Exercise goal
Pull out every line below containing the word "Others".

Working data
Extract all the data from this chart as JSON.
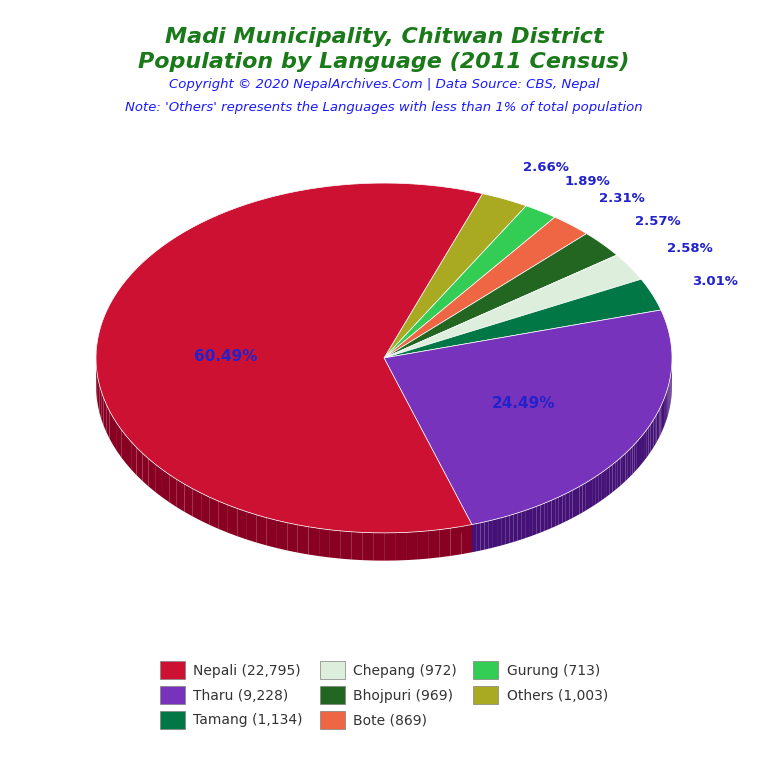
{
  "title_line1": "Madi Municipality, Chitwan District",
  "title_line2": "Population by Language (2011 Census)",
  "title_color": "#1a7a1a",
  "copyright_text": "Copyright © 2020 NepalArchives.Com | Data Source: CBS, Nepal",
  "copyright_color": "#1a1aff",
  "note_text": "Note: 'Others' represents the Languages with less than 1% of total population",
  "note_color": "#1a1aff",
  "slices": [
    {
      "label": "Nepali (22,795)",
      "value": 22795,
      "pct": "60.49%",
      "color": "#cc1133",
      "dark": "#880022"
    },
    {
      "label": "Tharu (9,228)",
      "value": 9228,
      "pct": "24.49%",
      "color": "#7733bb",
      "dark": "#441177"
    },
    {
      "label": "Tamang (1,134)",
      "value": 1134,
      "pct": "3.01%",
      "color": "#007744",
      "dark": "#004422"
    },
    {
      "label": "Chepang (972)",
      "value": 972,
      "pct": "2.58%",
      "color": "#ddeedd",
      "dark": "#aabbaa"
    },
    {
      "label": "Bhojpuri (969)",
      "value": 969,
      "pct": "2.57%",
      "color": "#226622",
      "dark": "#113311"
    },
    {
      "label": "Bote (869)",
      "value": 869,
      "pct": "2.31%",
      "color": "#ee6644",
      "dark": "#aa3322"
    },
    {
      "label": "Gurung (713)",
      "value": 713,
      "pct": "1.89%",
      "color": "#33cc55",
      "dark": "#228833"
    },
    {
      "label": "Others (1,003)",
      "value": 1003,
      "pct": "2.66%",
      "color": "#aaaa22",
      "dark": "#666611"
    }
  ],
  "legend_order": [
    0,
    1,
    2,
    3,
    4,
    5,
    6,
    7
  ],
  "pct_label_color": "#2222cc",
  "background_color": "#ffffff"
}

Exercise response
  "note_text": "Note: 'Others' represents the Languages with less than 1% of total population",
      "label": "Others (1,003)",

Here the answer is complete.